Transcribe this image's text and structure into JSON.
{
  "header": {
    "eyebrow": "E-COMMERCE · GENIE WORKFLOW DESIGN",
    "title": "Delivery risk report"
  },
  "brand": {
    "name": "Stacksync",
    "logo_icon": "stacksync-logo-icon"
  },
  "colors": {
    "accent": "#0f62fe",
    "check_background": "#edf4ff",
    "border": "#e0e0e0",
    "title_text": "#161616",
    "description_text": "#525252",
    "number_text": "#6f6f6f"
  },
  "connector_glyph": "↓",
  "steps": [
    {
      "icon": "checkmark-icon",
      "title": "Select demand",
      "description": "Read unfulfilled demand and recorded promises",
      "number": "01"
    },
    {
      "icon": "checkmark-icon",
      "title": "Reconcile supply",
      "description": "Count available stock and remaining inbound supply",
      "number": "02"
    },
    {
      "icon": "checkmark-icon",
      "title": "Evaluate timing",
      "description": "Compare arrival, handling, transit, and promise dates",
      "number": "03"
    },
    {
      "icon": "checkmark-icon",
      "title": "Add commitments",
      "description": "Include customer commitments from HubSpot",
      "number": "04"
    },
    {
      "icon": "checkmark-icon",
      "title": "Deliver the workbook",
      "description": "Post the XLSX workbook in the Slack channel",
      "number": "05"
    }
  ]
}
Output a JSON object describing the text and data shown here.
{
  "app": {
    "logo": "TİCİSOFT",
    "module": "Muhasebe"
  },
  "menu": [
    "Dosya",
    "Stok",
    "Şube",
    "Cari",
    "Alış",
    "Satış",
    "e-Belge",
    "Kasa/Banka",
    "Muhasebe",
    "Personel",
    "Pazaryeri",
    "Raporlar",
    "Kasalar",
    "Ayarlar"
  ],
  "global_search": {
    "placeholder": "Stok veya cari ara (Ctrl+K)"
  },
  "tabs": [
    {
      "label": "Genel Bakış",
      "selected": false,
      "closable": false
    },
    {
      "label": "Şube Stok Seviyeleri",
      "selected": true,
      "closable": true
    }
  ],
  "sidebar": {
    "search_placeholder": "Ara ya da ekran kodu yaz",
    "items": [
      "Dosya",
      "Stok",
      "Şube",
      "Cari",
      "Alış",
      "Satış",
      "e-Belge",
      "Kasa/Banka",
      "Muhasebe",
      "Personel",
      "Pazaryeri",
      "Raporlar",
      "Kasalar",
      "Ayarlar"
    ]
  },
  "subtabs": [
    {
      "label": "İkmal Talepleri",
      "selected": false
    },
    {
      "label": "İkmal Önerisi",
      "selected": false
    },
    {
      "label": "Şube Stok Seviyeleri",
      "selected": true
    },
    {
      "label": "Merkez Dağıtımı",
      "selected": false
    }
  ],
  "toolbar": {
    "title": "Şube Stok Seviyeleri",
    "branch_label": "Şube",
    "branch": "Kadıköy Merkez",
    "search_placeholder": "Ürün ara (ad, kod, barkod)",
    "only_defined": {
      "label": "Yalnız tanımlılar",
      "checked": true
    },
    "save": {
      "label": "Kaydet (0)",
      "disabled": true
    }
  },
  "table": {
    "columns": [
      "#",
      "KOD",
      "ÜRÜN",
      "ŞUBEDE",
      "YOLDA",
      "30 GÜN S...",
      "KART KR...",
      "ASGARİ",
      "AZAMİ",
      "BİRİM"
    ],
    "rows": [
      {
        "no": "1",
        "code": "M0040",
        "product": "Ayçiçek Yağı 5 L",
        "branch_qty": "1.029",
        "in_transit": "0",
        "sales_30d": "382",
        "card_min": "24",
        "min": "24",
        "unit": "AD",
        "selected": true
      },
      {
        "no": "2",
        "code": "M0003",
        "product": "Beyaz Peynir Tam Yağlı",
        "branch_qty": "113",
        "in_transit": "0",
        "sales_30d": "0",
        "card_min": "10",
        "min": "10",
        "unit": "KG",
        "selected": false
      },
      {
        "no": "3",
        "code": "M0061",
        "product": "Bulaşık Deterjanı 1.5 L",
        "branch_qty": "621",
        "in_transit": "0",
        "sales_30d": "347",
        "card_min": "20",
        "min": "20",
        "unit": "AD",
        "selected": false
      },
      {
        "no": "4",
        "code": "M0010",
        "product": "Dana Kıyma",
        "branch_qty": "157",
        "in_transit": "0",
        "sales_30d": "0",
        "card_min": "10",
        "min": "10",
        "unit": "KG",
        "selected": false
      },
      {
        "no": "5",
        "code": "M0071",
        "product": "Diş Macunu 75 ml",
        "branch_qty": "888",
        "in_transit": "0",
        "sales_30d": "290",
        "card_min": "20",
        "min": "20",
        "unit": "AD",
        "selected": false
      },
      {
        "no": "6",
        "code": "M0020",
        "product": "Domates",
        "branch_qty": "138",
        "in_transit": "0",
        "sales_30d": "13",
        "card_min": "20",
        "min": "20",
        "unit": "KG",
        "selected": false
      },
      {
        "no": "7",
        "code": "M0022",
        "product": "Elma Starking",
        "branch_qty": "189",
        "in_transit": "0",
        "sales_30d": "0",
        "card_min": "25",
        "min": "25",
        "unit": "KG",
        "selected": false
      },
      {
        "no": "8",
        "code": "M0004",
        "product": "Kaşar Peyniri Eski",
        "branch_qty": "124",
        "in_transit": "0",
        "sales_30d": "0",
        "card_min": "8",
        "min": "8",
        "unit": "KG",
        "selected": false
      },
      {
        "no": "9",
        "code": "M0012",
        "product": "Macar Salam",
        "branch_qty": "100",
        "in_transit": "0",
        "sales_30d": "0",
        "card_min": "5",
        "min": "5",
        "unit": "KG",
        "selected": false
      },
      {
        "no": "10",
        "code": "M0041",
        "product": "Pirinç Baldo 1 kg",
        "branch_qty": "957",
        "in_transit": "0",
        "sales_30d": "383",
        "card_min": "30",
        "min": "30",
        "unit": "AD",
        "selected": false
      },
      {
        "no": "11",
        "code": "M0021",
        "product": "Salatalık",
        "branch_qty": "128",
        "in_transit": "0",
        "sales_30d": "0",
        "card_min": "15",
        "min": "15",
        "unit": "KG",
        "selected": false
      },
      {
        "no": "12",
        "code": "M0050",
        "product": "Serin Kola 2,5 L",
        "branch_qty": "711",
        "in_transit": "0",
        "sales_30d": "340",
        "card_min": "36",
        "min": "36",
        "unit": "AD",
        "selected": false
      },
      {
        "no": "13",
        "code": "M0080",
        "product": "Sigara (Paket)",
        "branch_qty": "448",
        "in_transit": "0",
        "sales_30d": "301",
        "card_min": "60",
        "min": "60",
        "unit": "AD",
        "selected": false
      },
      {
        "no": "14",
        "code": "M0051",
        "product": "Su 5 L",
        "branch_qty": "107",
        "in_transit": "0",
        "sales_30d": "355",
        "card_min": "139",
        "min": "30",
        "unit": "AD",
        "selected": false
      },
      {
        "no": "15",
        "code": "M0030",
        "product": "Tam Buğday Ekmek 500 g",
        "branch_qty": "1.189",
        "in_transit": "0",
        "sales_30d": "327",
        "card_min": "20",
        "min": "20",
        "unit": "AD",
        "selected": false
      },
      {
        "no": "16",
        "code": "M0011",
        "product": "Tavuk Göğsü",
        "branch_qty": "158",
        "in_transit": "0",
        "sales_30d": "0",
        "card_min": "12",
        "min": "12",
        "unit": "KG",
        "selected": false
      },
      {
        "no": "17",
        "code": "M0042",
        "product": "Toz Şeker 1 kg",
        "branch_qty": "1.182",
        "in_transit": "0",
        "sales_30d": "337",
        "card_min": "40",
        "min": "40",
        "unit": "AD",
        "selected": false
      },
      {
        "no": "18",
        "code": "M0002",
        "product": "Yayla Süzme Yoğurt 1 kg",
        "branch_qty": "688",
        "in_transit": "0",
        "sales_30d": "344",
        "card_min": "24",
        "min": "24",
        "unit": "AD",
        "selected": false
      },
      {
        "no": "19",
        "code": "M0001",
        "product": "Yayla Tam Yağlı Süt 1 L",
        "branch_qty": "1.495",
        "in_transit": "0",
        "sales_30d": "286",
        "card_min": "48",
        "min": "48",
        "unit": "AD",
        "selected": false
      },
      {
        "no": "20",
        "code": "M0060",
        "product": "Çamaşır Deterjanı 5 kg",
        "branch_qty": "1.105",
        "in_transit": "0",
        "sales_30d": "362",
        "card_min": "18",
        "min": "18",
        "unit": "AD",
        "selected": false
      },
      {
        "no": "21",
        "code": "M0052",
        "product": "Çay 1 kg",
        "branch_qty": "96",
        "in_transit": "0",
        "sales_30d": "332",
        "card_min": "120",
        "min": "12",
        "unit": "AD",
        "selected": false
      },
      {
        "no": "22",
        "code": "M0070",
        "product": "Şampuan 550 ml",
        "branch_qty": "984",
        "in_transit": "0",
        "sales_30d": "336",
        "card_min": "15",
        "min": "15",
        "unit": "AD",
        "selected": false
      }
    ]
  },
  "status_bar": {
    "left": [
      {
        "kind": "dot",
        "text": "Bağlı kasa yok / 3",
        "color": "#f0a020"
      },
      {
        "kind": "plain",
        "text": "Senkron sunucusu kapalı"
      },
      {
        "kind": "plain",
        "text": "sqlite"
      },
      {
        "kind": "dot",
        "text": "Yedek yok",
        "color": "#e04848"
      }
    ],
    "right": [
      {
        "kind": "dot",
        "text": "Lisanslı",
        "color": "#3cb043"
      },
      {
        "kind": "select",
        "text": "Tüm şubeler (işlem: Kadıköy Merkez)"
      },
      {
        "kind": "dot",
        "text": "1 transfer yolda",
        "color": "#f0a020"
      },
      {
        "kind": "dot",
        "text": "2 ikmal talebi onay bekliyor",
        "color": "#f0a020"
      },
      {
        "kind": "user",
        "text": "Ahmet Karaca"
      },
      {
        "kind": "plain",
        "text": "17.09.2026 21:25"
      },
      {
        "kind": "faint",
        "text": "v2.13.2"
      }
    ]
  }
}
■ ■ ■ ■
## What the exercise asks
Lines from the records above that hold "Muhasebe" are the ones to list.

## Solution
    "module": "Muhasebe"
    "Muhasebe",
      "Muhasebe",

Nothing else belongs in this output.